[Records from a collection of figures]
--- begin ---

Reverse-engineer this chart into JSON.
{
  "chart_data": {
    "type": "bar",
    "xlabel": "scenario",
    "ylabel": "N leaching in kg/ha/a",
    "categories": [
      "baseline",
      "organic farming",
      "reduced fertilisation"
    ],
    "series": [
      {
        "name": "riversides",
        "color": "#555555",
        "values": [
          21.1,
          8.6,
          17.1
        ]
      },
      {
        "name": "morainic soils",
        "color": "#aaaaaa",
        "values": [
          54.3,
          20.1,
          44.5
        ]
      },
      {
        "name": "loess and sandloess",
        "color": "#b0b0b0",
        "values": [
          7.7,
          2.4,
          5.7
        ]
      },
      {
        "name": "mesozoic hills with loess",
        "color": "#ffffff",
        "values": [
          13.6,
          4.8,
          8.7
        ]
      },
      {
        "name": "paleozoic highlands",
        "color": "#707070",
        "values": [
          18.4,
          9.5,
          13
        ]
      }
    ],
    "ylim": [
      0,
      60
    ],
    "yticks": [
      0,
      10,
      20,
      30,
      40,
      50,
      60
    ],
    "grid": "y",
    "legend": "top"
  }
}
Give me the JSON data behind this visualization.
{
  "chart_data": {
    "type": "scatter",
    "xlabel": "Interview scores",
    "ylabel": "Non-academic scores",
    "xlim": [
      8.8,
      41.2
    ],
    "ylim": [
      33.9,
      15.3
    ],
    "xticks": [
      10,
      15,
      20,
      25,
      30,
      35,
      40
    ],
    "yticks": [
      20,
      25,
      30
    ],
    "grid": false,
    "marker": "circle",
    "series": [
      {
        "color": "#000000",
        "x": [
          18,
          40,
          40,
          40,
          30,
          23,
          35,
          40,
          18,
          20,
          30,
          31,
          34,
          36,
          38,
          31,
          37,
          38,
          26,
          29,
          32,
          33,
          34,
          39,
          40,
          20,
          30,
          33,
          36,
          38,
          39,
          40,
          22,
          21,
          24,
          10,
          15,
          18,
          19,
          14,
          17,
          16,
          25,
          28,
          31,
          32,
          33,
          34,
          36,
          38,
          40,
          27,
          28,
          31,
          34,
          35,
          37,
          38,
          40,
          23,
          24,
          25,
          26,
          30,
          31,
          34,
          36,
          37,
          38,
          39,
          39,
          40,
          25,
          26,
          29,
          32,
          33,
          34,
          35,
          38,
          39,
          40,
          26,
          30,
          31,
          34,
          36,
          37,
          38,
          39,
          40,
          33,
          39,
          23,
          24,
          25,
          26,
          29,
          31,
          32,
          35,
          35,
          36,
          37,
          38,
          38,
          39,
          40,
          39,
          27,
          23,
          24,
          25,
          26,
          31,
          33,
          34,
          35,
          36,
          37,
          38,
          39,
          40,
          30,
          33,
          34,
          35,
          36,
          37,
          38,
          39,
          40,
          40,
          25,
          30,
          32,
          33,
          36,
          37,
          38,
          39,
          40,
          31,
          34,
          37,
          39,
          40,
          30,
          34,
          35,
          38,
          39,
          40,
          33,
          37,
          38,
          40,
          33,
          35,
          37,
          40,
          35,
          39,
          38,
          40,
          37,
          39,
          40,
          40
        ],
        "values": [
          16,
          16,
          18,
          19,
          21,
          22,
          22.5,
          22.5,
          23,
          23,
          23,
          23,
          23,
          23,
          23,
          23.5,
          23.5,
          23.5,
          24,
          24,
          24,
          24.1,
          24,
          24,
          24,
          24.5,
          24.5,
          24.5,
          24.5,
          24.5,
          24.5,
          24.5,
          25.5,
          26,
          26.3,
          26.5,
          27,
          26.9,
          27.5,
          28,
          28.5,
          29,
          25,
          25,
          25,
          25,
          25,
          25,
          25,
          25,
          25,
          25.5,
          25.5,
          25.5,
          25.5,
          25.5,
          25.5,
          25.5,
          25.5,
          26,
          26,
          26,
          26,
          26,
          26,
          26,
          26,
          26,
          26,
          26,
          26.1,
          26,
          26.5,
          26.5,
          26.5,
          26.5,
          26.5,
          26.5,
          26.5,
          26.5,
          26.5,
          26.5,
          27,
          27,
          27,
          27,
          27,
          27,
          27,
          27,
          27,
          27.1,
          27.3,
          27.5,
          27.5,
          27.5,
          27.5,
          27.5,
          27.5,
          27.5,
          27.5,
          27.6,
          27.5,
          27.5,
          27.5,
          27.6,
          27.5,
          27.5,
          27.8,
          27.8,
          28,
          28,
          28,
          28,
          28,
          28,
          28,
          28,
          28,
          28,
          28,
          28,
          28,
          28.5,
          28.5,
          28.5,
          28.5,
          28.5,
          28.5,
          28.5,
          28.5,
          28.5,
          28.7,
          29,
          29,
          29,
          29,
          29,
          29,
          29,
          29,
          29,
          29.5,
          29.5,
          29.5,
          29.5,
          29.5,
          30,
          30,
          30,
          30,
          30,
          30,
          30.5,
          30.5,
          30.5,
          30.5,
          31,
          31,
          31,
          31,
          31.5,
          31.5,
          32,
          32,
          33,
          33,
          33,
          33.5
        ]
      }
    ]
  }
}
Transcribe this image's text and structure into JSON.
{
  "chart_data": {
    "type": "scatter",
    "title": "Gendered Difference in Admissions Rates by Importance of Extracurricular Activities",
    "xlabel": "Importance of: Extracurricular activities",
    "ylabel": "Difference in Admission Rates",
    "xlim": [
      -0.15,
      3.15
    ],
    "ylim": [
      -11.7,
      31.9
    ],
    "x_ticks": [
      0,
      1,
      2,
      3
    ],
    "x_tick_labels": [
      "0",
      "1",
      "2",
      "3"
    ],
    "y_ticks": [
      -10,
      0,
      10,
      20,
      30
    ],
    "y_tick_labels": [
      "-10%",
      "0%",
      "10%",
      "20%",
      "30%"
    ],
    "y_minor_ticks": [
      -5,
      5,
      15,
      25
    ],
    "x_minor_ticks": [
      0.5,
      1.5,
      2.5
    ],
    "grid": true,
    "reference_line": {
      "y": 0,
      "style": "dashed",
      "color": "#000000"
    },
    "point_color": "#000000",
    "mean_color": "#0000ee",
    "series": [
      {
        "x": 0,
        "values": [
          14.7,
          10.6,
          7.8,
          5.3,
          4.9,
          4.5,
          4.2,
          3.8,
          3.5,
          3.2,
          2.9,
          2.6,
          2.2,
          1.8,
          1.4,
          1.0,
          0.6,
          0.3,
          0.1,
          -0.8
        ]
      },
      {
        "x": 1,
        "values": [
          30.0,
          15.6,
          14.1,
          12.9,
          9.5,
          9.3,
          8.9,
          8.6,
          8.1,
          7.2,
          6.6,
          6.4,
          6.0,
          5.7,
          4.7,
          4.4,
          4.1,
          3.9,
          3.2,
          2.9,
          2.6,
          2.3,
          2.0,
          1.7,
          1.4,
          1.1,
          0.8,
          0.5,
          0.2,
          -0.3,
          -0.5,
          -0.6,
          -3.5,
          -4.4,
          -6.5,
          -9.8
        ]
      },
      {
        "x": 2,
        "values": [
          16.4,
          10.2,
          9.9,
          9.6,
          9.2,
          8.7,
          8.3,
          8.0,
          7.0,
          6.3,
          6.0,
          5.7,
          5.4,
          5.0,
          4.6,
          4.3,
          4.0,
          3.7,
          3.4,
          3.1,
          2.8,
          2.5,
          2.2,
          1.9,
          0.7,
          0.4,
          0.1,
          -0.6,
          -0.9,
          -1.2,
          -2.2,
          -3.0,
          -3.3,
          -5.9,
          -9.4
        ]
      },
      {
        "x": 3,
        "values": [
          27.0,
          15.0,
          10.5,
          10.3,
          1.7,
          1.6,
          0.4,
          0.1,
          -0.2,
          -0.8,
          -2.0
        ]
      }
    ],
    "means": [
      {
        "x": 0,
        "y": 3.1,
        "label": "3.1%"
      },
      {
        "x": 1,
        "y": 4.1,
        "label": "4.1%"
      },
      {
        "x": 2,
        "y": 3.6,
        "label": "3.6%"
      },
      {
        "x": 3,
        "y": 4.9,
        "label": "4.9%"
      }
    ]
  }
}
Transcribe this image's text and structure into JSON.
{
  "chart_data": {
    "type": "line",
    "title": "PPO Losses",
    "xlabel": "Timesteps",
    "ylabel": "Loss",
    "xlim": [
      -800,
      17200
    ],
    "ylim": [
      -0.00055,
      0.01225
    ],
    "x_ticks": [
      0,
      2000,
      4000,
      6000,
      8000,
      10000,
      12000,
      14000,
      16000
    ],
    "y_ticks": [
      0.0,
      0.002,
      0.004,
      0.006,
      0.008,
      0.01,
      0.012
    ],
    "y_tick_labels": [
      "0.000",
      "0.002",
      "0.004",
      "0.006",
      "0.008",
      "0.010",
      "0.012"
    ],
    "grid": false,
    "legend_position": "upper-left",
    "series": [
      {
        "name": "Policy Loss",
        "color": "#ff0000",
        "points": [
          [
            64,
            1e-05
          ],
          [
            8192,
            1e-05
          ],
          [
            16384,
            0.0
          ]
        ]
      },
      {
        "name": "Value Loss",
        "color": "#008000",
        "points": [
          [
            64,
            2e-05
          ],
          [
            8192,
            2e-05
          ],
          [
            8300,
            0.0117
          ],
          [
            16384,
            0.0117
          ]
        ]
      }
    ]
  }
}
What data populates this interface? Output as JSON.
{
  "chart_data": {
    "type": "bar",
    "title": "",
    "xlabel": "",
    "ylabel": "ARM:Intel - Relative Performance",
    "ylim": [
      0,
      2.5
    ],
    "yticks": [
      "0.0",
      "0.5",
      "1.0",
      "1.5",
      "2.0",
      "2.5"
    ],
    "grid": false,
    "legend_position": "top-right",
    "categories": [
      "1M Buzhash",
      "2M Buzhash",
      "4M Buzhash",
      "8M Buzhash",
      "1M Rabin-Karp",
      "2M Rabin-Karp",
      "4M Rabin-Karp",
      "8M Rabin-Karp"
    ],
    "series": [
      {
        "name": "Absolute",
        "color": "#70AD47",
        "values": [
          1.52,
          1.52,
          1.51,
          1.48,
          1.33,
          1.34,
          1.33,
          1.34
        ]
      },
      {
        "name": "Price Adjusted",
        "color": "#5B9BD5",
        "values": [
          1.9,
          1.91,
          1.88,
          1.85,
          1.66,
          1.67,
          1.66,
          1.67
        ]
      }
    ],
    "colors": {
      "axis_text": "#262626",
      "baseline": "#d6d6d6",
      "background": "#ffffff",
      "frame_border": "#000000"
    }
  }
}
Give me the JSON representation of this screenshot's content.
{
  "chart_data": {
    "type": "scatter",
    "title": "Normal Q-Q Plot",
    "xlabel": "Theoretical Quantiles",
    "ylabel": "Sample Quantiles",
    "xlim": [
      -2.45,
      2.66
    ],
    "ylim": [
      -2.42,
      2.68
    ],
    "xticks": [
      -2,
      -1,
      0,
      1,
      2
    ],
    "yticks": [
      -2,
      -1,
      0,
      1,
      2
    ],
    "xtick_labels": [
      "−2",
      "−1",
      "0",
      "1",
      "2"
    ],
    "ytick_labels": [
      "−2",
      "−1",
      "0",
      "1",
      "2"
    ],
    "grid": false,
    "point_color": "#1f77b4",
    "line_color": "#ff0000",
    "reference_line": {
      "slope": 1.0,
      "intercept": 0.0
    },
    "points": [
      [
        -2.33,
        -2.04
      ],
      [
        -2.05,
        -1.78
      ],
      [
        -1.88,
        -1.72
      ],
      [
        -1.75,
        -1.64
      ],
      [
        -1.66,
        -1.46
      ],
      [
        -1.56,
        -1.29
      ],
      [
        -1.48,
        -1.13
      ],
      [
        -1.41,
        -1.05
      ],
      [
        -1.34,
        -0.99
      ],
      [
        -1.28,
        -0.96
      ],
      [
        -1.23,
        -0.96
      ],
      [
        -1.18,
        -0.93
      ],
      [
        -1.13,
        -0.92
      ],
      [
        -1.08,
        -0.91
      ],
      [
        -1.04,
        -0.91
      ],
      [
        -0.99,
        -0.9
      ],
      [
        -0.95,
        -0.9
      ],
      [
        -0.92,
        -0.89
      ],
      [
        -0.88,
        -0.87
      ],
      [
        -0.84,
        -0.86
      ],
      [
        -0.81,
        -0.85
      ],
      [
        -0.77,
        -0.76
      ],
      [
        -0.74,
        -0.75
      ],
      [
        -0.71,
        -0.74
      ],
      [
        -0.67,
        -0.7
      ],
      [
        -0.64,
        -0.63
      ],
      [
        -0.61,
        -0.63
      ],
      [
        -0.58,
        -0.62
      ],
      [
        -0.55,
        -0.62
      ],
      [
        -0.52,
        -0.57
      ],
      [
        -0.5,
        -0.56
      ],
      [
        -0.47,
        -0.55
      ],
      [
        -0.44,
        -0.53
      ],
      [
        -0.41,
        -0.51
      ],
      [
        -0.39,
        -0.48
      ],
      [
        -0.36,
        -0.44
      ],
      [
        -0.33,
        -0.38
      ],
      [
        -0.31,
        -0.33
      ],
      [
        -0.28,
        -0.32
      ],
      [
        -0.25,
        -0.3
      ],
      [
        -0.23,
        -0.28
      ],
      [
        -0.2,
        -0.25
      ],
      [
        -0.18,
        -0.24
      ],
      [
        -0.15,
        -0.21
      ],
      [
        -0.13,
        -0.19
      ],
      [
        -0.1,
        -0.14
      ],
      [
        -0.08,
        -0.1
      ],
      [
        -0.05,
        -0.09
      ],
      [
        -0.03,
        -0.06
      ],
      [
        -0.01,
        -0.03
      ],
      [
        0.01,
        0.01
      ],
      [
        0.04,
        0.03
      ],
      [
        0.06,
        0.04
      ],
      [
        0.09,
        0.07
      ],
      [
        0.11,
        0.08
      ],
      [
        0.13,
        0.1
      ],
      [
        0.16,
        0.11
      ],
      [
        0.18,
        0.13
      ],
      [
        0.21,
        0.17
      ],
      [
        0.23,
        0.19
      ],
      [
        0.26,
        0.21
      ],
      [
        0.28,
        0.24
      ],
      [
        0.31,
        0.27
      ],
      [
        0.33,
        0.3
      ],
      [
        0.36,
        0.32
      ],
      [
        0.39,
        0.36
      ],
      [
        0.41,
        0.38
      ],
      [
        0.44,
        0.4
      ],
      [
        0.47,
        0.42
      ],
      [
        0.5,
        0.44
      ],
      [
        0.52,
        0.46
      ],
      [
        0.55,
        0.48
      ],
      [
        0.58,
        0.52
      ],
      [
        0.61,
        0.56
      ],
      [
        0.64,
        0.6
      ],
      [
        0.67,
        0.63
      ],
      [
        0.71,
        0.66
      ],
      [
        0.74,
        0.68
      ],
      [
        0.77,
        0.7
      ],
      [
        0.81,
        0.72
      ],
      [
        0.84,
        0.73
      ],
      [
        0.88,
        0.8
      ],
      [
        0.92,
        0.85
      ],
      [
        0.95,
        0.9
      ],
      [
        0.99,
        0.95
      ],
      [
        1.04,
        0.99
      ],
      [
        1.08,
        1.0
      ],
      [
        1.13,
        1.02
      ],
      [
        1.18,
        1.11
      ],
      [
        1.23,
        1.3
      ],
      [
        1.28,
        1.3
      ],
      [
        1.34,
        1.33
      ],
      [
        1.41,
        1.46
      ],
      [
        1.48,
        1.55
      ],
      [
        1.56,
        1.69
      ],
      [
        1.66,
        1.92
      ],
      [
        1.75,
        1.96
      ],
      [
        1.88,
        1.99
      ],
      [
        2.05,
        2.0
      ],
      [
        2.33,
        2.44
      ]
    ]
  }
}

--- end ---

## Task goal
For the listing above, identify each line bearing "Extracurricular".

## Output for this exercise
    "title": "Gendered Difference in Admissions Rates by Importance of Extracurricular Activities",
    "xlabel": "Importance of: Extracurricular activities",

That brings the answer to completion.